--- begin DATA EXCERPTS ---
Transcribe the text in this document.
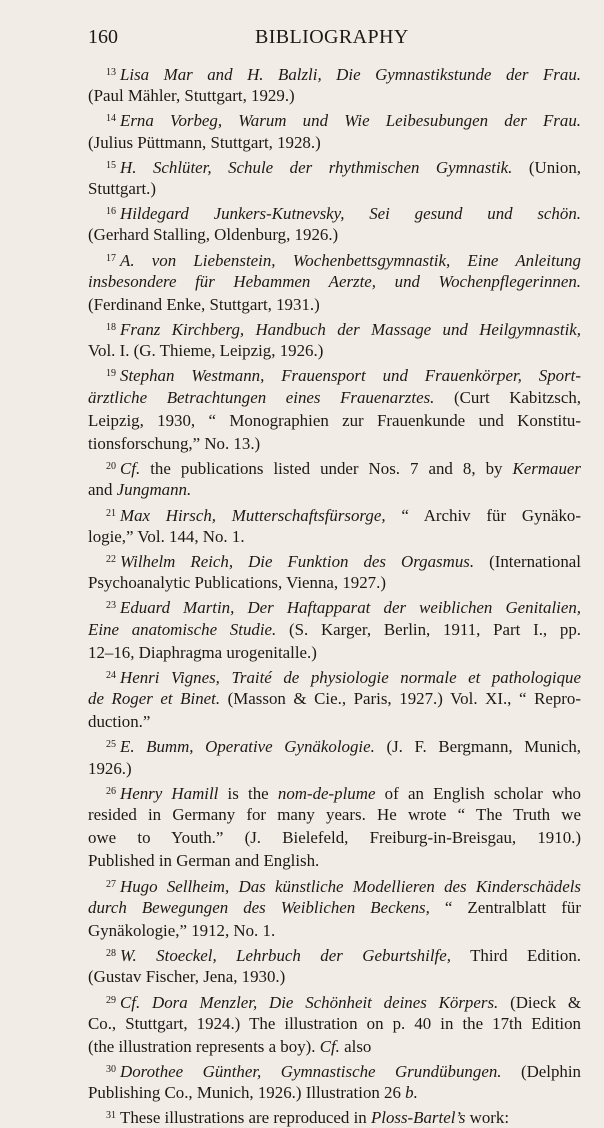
160	BIBLIOGRAPHY
$^{13}$ Lisa Mar and H. Balzli, Die Gymnastikstunde der Frau.
(Paul Mähler, Stuttgart, 1929.)
$^{14}$ Erna Vorbeg, Warum und Wie Leibesubungen der Frau.
(Julius Püttmann, Stuttgart, 1928.)
$^{15}$ H. Schlüter, Schule der rhythmischen Gymnastik. (Union,
Stuttgart.)
$^{16}$ Hildegard Junkers-Kutnevsky, Sei gesund und schön.
(Gerhard Stalling, Oldenburg, 1926.)
$^{17}$ A. von Liebenstein, Wochenbettsgymnastik, Eine Anleitung
insbesondere für Hebammen Aerzte, und Wochenpflegerinnen.
(Ferdinand Enke, Stuttgart, 1931.)
$^{18}$ Franz Kirchberg, Handbuch der Massage und Heilgymnastik,
Vol. I. (G. Thieme, Leipzig, 1926.)
$^{19}$ Stephan Westmann, Frauensport und Frauenkörper, Sport-
ärztliche Betrachtungen eines Frauenarztes. (Curt Kabitzsch,
Leipzig, 1930, “ Monographien zur Frauenkunde und Konstitu-
tionsforschung,” No. 13.)
$^{20}$ Cf. the publications listed under Nos. 7 and 8, by Kermauer
and Jungmann.
$^{21}$ Max Hirsch, Mutterschaftsfürsorge, “ Archiv für Gynäko-
logie,” Vol. 144, No. 1.
$^{22}$ Wilhelm Reich, Die Funktion des Orgasmus. (International
Psychoanalytic Publications, Vienna, 1927.)
$^{23}$ Eduard Martin, Der Haftapparat der weiblichen Genitalien,
Eine anatomische Studie. (S. Karger, Berlin, 1911, Part I., pp.
12–16, Diaphragma urogenitalle.)
$^{24}$ Henri Vignes, Traité de physiologie normale et pathologique
de Roger et Binet. (Masson & Cie., Paris, 1927.) Vol. XI., “ Repro-
duction.”
$^{25}$ E. Bumm, Operative Gynäkologie. (J. F. Bergmann, Munich,
1926.)
$^{26}$ Henry Hamill is the nom-de-plume of an English scholar who
resided in Germany for many years. He wrote “ The Truth we
owe to Youth.” (J. Bielefeld, Freiburg-in-Breisgau, 1910.)
Published in German and English.
$^{27}$ Hugo Sellheim, Das künstliche Modellieren des Kinderschädels
durch Bewegungen des Weiblichen Beckens, “ Zentralblatt für
Gynäkologie,” 1912, No. 1.
$^{28}$ W. Stoeckel, Lehrbuch der Geburtshilfe, Third Edition.
(Gustav Fischer, Jena, 1930.)
$^{29}$ Cf. Dora Menzler, Die Schönheit deines Körpers. (Dieck &
Co., Stuttgart, 1924.) The illustration on p. 40 in the 17th Edition
(the illustration represents a boy). Cf. also
$^{30}$ Dorothee Günther, Gymnastische Grundübungen. (Delphin
Publishing Co., Munich, 1926.) Illustration 26 b.
$^{31}$ These illustrations are reproduced in Ploss-Bartel’s work:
--- end DATA EXCERPTS ---
Exactly reproduce the entries above, minus the pictures.

Transcribe the text in this document.
160	BIBLIOGRAPHY
$^{13}$ Lisa Mar and H. Balzli, Die Gymnastikstunde der Frau.
(Paul Mähler, Stuttgart, 1929.)
$^{14}$ Erna Vorbeg, Warum und Wie Leibesubungen der Frau.
(Julius Püttmann, Stuttgart, 1928.)
$^{15}$ H. Schlüter, Schule der rhythmischen Gymnastik. (Union,
Stuttgart.)
$^{16}$ Hildegard Junkers-Kutnevsky, Sei gesund und schön.
(Gerhard Stalling, Oldenburg, 1926.)
$^{17}$ A. von Liebenstein, Wochenbettsgymnastik, Eine Anleitung
insbesondere für Hebammen Aerzte, und Wochenpflegerinnen.
(Ferdinand Enke, Stuttgart, 1931.)
$^{18}$ Franz Kirchberg, Handbuch der Massage und Heilgymnastik,
Vol. I. (G. Thieme, Leipzig, 1926.)
$^{19}$ Stephan Westmann, Frauensport und Frauenkörper, Sport-
ärztliche Betrachtungen eines Frauenarztes. (Curt Kabitzsch,
Leipzig, 1930, “ Monographien zur Frauenkunde und Konstitu-
tionsforschung,” No. 13.)
$^{20}$ Cf. the publications listed under Nos. 7 and 8, by Kermauer
and Jungmann.
$^{21}$ Max Hirsch, Mutterschaftsfürsorge, “ Archiv für Gynäko-
logie,” Vol. 144, No. 1.
$^{22}$ Wilhelm Reich, Die Funktion des Orgasmus. (International
Psychoanalytic Publications, Vienna, 1927.)
$^{23}$ Eduard Martin, Der Haftapparat der weiblichen Genitalien,
Eine anatomische Studie. (S. Karger, Berlin, 1911, Part I., pp.
12–16, Diaphragma urogenitalle.)
$^{24}$ Henri Vignes, Traité de physiologie normale et pathologique
de Roger et Binet. (Masson & Cie., Paris, 1927.) Vol. XI., “ Repro-
duction.”
$^{25}$ E. Bumm, Operative Gynäkologie. (J. F. Bergmann, Munich,
1926.)
$^{26}$ Henry Hamill is the nom-de-plume of an English scholar who
resided in Germany for many years. He wrote “ The Truth we
owe to Youth.” (J. Bielefeld, Freiburg-in-Breisgau, 1910.)
Published in German and English.
$^{27}$ Hugo Sellheim, Das künstliche Modellieren des Kinderschädels
durch Bewegungen des Weiblichen Beckens, “ Zentralblatt für
Gynäkologie,” 1912, No. 1.
$^{28}$ W. Stoeckel, Lehrbuch der Geburtshilfe, Third Edition.
(Gustav Fischer, Jena, 1930.)
$^{29}$ Cf. Dora Menzler, Die Schönheit deines Körpers. (Dieck &
Co., Stuttgart, 1924.) The illustration on p. 40 in the 17th Edition
(the illustration represents a boy). Cf. also
$^{30}$ Dorothee Günther, Gymnastische Grundübungen. (Delphin
Publishing Co., Munich, 1926.) Illustration 26 b.
$^{31}$ These illustrations are reproduced in Ploss-Bartel’s work:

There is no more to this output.